WHAT IS REQUIRED> Look for the word "true" in the entries below, then copy every line that has it.

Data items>
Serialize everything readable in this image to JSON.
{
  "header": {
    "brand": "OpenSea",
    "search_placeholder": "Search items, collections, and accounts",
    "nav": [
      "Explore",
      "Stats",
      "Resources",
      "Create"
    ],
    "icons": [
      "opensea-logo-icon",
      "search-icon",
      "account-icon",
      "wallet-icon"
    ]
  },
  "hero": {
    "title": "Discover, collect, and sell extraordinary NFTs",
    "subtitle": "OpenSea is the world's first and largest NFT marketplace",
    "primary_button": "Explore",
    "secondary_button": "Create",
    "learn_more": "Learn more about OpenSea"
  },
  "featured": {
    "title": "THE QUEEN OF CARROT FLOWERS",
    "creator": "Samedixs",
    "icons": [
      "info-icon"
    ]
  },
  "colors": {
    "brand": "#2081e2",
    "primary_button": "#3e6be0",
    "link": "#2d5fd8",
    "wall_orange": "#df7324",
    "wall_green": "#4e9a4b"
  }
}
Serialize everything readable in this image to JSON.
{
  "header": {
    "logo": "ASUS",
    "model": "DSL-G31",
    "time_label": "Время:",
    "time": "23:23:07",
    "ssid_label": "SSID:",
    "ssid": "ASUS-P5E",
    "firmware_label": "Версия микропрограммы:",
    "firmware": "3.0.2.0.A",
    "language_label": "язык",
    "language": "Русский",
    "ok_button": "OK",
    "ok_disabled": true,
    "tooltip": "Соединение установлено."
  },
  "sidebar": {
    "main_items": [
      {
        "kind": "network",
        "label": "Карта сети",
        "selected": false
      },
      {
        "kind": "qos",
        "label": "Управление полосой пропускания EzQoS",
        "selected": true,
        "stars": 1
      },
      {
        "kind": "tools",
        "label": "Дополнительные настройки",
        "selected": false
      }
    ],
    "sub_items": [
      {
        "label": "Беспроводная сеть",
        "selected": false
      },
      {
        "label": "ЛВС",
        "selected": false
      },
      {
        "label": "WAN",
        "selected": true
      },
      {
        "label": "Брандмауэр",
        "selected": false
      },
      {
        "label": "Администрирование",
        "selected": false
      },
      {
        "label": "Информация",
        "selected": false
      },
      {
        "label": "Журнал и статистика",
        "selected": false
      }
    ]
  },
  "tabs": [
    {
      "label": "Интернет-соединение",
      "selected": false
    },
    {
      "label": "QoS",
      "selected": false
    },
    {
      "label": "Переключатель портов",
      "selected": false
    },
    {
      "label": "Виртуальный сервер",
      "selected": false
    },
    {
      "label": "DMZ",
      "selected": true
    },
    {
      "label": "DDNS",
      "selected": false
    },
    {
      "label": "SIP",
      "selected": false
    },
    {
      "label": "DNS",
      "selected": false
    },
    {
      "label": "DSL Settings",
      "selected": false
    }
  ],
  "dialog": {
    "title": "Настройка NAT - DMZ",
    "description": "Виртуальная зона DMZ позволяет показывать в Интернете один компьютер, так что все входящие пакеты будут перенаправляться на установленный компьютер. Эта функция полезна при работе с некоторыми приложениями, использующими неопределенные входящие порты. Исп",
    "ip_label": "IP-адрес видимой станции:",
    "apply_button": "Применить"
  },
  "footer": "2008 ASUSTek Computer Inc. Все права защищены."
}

TASK RESPONSE>
    "ok_disabled": true,
        "selected": true,
        "selected": true
      "selected": true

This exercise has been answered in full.